═════ Extract provided
A Matter Of Taste / A Taste For Design

July 12, 2020
Photo by Thirza Schaap

Photo by Thirza Schaap

by Lidewij Edelkoort

 

 

 

 

"The generous information found in food making is captivating; an almost pioneering quest by a younger generation of designers to create new materials in order to save our resources." 

 

~ Lidewij Edelkoort

 

 

 

 

For years, our interest in food and food preparation has been growing to become the true obsession of our culture. From healthier ingredients to newer cooking styles to finer flavours and exquisite plating, the art of food design is now mastered not only by top chefs but also by amateurs. New concepts around a single type of food are conceptualized while ancient archaeological recipes are unearthed and researched.


From urban farm to food table, the bio chain is feeding city dwellers with better products and delicious varieties. As old vegetables are rediscovered, antique desserts are revisited and new combinations being tested; food seems to become even more fickle than fashion! The multicultural public goes with the flow and embraces new foods from other countries, creating hybrids between cuisines, igniting an even more adventurous taste in their dining.
══════════
*To-do list*
A – According to the food design article, who has now mastered the art of food design?
B – Output everything in the food design article from "For years, our" down to "are unearthed and researched.".
This material comes from a separate source.
═════ Information supplied
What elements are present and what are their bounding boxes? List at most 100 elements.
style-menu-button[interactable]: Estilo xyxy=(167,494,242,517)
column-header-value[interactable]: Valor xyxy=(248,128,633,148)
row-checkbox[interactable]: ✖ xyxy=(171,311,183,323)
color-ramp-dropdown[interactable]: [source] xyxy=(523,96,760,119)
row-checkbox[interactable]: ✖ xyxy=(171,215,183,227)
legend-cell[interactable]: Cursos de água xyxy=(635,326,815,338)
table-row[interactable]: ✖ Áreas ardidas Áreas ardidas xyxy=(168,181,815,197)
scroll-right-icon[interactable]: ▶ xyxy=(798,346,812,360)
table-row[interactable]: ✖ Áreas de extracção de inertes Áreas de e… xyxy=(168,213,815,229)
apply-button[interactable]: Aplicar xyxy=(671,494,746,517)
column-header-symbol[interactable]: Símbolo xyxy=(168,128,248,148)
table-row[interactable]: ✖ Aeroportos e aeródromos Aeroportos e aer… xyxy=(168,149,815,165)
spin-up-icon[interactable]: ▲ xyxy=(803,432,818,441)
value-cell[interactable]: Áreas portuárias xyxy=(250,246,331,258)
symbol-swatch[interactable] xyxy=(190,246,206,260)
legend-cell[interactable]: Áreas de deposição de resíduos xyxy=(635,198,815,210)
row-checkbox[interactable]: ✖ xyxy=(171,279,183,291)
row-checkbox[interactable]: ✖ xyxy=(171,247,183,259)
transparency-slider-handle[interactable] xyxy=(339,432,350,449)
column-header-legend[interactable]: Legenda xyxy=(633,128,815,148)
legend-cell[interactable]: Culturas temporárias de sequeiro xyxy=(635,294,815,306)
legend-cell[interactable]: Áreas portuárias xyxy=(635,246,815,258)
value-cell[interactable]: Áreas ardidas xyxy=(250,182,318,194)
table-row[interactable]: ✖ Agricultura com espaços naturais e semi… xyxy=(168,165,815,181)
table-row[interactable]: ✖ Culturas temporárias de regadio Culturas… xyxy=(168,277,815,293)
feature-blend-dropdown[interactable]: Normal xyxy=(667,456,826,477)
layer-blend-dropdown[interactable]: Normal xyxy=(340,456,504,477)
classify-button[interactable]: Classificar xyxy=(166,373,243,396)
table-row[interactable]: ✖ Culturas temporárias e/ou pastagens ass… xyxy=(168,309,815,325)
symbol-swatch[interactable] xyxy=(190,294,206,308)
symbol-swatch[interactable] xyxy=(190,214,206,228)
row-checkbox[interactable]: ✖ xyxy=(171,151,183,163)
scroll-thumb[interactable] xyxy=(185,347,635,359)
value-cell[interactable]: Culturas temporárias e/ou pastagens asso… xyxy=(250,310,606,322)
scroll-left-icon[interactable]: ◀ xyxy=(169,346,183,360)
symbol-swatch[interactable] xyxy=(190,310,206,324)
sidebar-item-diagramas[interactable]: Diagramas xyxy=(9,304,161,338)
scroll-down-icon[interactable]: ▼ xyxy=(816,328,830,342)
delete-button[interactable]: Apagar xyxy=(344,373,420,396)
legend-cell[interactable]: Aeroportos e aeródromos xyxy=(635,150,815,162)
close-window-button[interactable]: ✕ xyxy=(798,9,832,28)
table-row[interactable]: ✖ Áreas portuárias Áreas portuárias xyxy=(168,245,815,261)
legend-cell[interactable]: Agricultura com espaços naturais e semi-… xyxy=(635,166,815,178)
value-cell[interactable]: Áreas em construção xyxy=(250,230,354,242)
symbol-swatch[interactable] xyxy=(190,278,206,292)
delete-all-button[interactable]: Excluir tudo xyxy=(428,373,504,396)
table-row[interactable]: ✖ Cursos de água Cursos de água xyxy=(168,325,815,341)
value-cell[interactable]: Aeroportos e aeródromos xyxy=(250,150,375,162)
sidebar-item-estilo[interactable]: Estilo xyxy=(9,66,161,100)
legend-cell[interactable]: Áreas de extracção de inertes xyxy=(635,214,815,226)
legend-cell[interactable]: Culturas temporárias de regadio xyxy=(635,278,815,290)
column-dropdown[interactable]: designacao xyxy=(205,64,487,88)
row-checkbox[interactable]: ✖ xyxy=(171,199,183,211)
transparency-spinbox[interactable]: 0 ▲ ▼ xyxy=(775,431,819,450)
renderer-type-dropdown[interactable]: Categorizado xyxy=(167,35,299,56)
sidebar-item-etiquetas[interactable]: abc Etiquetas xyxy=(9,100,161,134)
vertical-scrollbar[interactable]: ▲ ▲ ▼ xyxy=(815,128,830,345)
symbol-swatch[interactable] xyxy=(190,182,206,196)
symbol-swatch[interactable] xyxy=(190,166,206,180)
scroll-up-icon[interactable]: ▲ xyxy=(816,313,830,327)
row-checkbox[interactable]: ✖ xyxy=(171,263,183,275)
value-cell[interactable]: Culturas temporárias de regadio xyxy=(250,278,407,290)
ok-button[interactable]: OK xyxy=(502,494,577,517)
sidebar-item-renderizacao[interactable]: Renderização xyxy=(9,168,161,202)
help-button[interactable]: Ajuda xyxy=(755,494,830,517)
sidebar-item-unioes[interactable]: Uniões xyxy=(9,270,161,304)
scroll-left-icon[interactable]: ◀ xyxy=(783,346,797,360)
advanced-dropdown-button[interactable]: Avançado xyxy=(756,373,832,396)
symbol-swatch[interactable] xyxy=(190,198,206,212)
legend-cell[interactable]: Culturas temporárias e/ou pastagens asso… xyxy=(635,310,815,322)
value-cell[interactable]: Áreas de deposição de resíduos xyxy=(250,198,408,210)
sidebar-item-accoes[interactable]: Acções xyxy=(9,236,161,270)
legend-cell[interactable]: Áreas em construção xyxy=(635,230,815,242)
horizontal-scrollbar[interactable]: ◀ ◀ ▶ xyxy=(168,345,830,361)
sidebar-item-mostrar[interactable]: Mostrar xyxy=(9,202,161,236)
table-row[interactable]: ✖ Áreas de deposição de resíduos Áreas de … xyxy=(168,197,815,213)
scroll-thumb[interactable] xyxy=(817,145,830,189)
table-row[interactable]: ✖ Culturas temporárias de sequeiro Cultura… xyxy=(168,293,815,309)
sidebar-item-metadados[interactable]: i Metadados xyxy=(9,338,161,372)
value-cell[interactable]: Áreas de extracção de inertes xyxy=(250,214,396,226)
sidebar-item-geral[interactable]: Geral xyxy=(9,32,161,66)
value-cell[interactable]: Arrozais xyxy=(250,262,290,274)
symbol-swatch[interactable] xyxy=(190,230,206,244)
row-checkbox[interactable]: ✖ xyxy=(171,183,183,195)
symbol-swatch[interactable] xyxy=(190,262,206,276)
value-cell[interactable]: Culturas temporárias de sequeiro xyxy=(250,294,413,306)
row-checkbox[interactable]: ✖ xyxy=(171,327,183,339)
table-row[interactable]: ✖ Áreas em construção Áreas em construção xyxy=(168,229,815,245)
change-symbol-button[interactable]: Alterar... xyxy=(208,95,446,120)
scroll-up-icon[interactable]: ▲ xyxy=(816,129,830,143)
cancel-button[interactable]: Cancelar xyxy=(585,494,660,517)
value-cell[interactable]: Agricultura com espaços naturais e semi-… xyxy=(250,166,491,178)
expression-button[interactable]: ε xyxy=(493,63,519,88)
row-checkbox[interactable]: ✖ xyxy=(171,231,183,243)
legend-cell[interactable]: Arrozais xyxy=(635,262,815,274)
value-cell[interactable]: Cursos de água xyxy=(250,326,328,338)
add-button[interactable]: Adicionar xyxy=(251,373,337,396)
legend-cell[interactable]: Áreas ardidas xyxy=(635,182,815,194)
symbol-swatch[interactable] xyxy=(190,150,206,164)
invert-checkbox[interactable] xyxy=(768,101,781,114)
══════════
*Exercise results*
A – Top chefs and amateurs.

B –
For years, our interest in food and food preparation has been growing to become the true obsession of our culture. From healthier ingredients to newer cooking styles to finer flavours and exquisite plating, the art of food design is now mastered not only by top chefs but also by amateurs. New concepts around a single type of food are conceptualized while ancient archaeological recipes are unearthed and researched.